» **Your task**: Comb the records below for the string "geometric" and copy each line where it turns up.

━━━━━ Data in this exercise

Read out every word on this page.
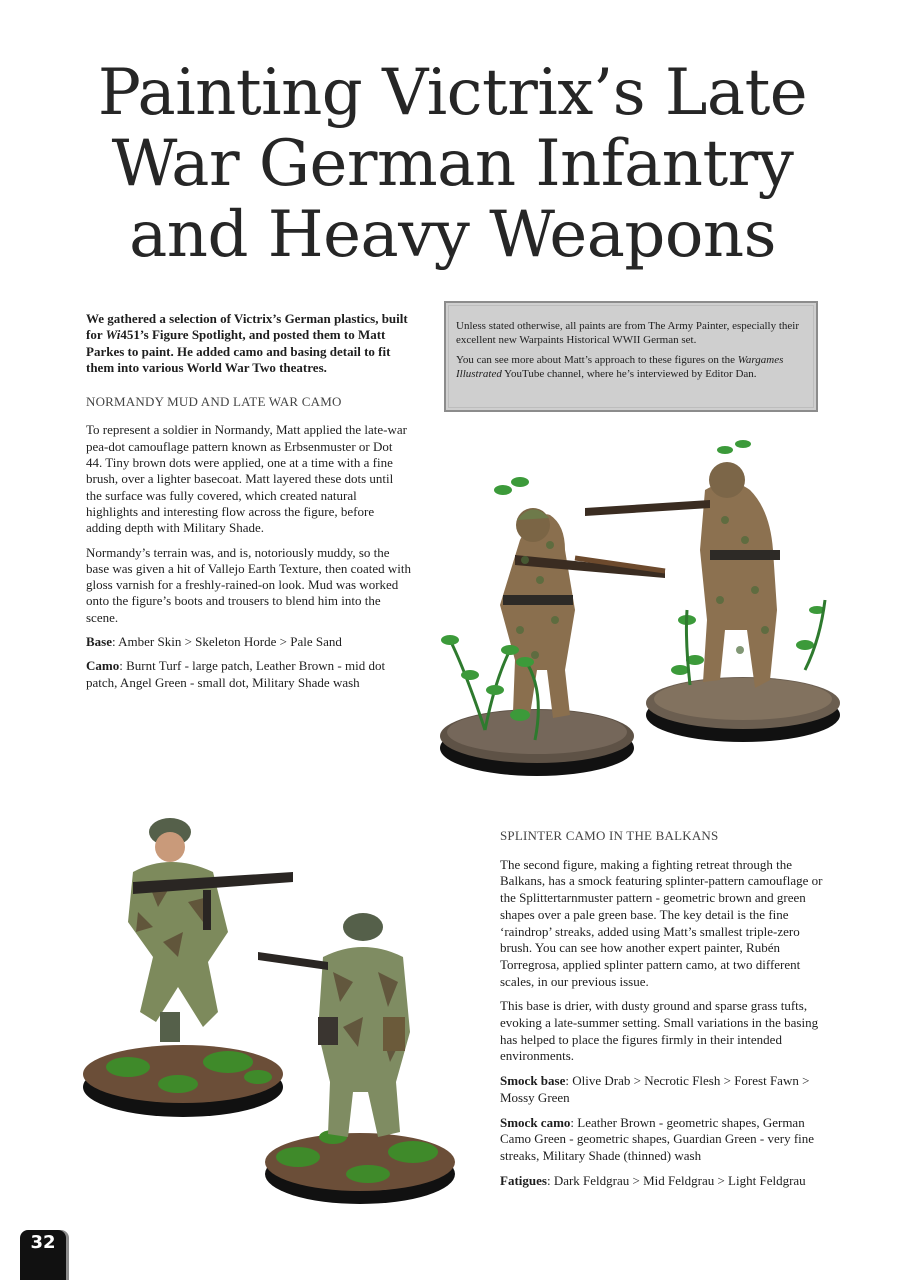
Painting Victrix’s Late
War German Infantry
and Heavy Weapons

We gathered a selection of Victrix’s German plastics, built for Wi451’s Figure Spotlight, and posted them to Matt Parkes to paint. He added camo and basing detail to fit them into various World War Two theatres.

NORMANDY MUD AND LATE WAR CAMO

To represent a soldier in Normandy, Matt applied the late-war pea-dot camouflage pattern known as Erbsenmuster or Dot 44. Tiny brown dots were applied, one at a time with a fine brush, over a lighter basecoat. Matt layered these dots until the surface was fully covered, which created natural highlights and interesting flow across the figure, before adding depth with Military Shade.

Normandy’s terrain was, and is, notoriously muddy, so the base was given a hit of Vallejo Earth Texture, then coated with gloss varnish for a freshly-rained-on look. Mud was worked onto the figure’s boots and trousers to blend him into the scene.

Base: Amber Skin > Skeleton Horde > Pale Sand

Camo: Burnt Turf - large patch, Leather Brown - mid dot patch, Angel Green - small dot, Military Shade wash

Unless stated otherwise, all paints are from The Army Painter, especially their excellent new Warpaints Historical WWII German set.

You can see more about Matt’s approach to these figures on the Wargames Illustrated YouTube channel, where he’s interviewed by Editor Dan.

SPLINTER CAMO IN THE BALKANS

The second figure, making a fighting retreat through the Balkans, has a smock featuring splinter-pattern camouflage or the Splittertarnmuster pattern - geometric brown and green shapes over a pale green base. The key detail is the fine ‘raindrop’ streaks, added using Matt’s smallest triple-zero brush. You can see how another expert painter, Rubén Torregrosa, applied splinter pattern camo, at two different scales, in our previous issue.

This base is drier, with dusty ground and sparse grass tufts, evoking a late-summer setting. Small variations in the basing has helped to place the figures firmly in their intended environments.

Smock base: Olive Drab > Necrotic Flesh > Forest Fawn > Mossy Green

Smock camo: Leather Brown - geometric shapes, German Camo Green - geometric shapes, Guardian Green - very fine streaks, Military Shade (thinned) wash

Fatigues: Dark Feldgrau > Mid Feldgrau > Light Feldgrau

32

━━━━━━━━━━
━━━━━ Data in this exercise

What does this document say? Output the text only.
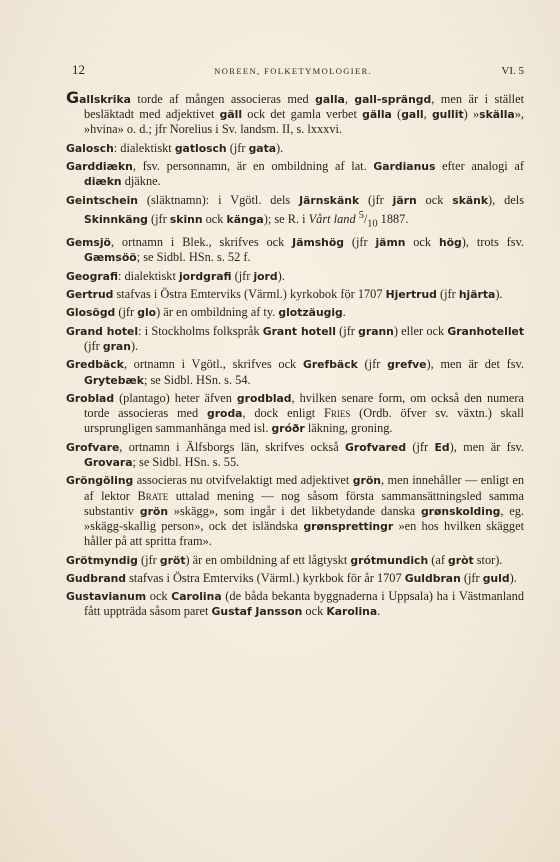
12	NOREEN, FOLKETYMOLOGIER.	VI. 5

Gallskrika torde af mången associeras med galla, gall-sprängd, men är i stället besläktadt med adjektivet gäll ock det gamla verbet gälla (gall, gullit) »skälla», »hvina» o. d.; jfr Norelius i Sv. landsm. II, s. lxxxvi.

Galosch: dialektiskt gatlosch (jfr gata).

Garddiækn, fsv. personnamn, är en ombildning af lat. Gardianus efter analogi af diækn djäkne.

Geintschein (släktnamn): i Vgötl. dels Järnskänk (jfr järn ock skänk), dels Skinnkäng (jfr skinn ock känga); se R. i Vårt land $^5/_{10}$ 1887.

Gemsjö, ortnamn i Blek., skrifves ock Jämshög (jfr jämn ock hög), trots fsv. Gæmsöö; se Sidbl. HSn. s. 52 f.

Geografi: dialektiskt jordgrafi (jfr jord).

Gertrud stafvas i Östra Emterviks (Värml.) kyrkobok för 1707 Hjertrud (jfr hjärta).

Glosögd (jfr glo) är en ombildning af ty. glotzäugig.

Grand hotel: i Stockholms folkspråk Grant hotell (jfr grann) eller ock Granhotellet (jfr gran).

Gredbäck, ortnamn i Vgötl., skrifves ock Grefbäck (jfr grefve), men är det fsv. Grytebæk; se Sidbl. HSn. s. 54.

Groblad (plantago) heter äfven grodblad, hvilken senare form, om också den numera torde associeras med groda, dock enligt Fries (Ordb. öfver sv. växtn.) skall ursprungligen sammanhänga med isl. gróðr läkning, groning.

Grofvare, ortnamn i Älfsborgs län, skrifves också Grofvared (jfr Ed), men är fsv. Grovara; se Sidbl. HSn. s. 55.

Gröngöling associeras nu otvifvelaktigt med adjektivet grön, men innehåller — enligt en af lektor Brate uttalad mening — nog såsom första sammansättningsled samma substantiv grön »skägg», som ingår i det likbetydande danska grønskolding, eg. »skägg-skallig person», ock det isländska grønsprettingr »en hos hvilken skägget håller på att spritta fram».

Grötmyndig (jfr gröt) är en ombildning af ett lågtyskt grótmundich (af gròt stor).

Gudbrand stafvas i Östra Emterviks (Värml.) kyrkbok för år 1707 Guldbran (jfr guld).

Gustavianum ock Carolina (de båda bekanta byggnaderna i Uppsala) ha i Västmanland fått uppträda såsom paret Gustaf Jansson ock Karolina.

━━━━━━━━━━

» **Worked answer**:
The second figure, making a fighting retreat through the Balkans, has a smock featuring splinter-pattern camouflage or the Splittertarnmuster pattern - geometric brown and green shapes over a pale green base. The key detail is the fine ‘raindrop’ streaks, added using Matt’s smallest triple-zero brush. You can see how another expert painter, Rubén Torregrosa, applied splinter pattern camo, at two different scales, in our previous issue.
Smock camo: Leather Brown - geometric shapes, German Camo Green - geometric shapes, Guardian Green - very fine streaks, Military Shade (thinned) wash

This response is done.